WHAT TO DO: Where does the string "data" appear in the records? Copy every line that contains it.

MATERIAL FOR THE TASK:
• • •

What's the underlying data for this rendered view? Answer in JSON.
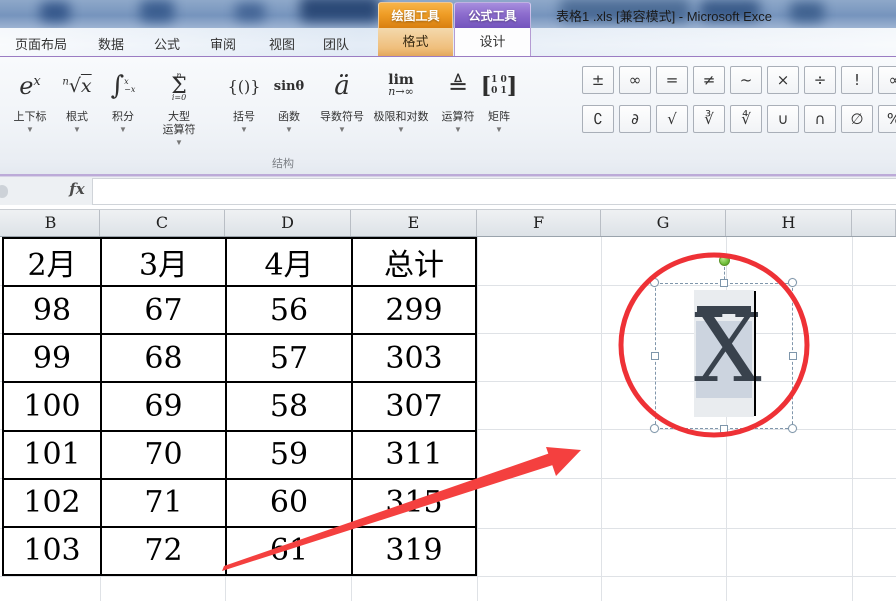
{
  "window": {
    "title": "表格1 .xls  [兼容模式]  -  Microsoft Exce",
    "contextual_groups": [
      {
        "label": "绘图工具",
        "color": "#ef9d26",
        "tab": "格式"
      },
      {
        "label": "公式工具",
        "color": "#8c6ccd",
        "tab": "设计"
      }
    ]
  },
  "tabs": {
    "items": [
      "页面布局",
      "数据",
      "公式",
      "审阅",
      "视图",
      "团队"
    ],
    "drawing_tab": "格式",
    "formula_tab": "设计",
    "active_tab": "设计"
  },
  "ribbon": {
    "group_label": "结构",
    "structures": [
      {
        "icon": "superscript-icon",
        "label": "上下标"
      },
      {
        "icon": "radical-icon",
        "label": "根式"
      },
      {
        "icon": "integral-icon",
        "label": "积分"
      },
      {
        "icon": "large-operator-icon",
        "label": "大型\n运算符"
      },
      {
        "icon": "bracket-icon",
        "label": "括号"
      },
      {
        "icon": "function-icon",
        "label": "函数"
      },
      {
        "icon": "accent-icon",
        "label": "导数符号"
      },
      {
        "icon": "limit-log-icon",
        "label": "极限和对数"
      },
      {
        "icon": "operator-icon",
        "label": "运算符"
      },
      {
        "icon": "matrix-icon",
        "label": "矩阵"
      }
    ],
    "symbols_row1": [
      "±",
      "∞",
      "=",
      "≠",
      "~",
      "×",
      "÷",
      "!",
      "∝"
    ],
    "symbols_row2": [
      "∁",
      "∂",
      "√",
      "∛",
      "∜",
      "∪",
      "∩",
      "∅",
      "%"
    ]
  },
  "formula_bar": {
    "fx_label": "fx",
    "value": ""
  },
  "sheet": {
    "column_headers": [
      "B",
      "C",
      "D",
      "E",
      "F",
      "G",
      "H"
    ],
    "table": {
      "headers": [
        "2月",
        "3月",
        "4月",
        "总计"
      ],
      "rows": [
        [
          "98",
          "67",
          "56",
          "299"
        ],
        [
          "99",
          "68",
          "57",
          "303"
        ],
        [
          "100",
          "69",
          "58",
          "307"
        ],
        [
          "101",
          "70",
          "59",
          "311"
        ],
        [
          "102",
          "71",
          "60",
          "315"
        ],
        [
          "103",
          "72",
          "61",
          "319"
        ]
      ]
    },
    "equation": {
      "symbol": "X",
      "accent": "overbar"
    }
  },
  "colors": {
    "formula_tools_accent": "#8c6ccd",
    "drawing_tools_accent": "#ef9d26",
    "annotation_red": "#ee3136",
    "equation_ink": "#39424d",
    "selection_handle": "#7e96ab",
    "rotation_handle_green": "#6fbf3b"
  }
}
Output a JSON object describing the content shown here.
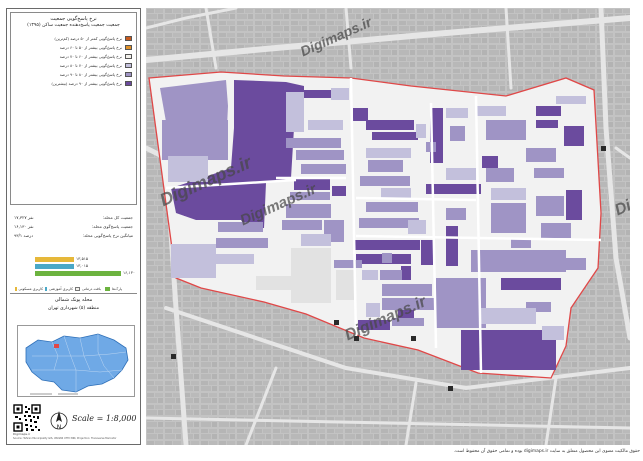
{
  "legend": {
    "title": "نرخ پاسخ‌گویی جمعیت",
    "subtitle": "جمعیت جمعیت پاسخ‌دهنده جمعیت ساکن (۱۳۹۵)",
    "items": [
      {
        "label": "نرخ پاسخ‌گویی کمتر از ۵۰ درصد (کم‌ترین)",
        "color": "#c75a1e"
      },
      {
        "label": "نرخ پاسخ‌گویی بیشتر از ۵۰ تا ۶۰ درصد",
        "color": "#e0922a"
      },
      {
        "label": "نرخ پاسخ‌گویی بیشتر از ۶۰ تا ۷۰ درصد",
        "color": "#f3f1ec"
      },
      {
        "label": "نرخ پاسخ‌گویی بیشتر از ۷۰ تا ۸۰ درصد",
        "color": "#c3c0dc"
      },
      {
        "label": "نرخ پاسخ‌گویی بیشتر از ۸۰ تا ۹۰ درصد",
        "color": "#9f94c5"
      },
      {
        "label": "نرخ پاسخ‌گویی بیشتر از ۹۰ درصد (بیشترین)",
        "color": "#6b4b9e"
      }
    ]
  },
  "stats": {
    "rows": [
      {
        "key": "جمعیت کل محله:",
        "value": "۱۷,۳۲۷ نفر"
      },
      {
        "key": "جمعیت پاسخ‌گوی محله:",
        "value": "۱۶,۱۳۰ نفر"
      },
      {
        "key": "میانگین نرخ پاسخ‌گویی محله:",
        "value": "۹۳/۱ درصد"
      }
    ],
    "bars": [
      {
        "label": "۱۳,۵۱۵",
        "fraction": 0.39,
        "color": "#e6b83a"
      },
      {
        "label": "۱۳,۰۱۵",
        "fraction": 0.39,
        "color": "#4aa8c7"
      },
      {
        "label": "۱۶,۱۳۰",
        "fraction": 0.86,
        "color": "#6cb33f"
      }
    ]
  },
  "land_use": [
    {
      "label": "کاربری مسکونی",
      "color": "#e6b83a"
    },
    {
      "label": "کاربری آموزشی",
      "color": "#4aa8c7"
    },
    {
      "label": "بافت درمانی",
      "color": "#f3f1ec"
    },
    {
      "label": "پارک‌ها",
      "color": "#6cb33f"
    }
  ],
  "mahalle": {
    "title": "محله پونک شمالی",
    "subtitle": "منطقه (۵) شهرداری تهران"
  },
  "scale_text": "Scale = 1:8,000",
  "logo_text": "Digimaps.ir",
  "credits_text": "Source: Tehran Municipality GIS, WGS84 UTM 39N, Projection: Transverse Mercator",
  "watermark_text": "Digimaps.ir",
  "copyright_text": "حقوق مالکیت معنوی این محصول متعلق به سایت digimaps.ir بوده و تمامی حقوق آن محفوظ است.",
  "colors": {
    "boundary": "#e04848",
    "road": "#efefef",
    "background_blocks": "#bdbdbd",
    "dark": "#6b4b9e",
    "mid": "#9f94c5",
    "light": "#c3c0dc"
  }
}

• • •

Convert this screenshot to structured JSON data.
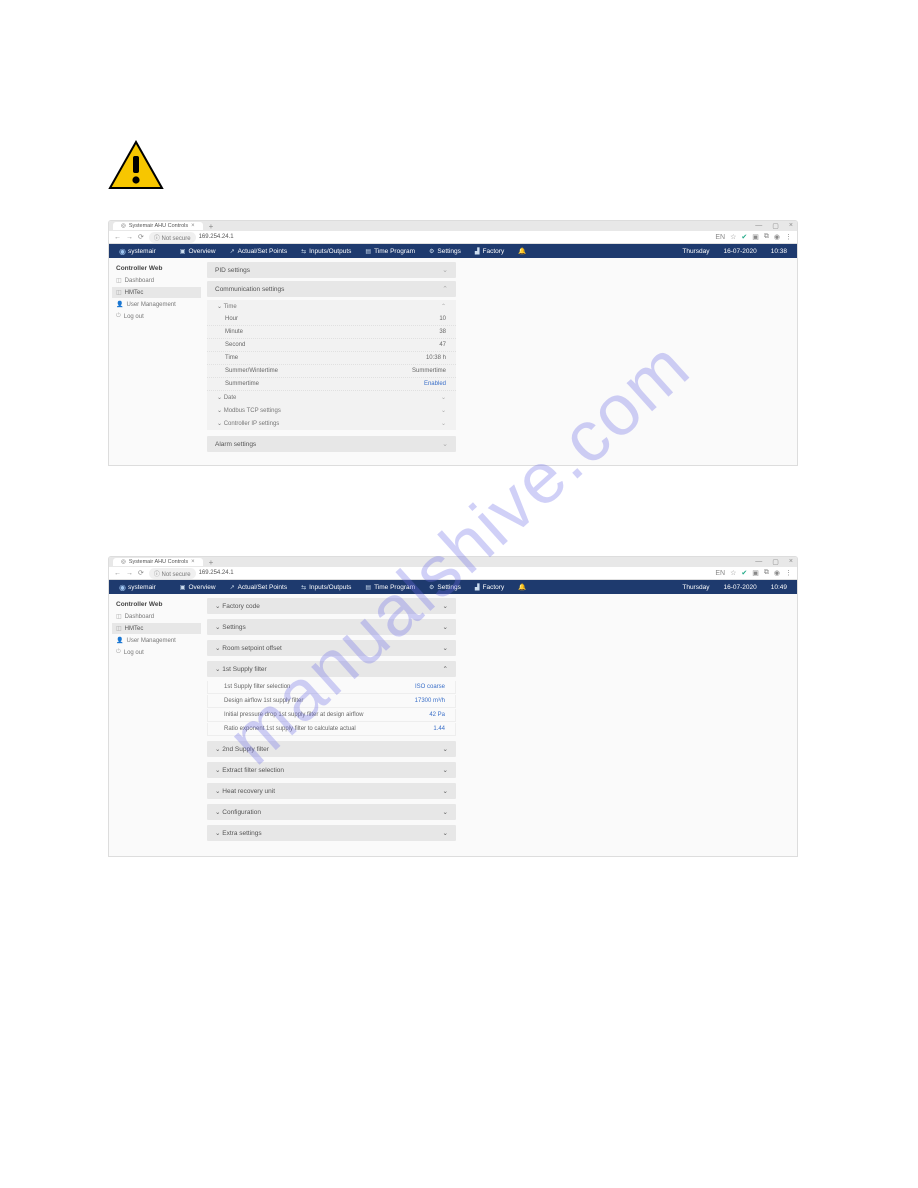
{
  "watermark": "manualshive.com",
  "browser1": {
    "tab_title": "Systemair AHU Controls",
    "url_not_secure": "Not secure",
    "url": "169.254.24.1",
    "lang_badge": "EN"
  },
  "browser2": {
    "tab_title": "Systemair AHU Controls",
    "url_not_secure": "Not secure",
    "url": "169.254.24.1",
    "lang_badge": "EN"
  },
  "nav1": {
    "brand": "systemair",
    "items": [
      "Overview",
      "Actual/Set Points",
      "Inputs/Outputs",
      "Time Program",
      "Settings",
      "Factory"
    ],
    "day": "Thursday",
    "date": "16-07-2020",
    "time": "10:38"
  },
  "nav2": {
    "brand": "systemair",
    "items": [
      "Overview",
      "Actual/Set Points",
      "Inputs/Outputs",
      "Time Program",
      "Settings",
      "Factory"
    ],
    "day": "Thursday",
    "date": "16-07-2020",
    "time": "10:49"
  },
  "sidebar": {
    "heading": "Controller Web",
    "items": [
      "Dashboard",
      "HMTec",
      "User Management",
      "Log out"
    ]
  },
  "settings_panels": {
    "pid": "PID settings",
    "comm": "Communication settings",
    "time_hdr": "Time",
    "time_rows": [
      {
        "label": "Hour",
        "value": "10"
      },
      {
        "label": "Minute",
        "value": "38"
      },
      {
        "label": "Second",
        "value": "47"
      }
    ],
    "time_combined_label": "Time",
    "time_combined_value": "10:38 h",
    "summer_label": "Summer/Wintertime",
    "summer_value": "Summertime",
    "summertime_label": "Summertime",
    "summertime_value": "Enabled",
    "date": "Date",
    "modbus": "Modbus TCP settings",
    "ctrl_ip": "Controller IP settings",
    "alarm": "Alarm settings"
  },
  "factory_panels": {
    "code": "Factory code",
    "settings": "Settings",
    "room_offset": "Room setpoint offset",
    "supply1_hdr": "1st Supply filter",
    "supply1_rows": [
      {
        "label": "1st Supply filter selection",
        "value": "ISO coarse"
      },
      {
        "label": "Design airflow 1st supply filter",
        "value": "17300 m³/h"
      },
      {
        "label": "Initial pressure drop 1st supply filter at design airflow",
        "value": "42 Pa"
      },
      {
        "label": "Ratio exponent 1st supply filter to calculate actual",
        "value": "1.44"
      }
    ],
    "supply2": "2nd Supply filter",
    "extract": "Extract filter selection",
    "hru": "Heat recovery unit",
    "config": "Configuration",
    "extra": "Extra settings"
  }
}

• • •

THE RESULT:
What's the underlying data for this rendered view? Answer in JSON.
Convert this screenshot to structured JSON data.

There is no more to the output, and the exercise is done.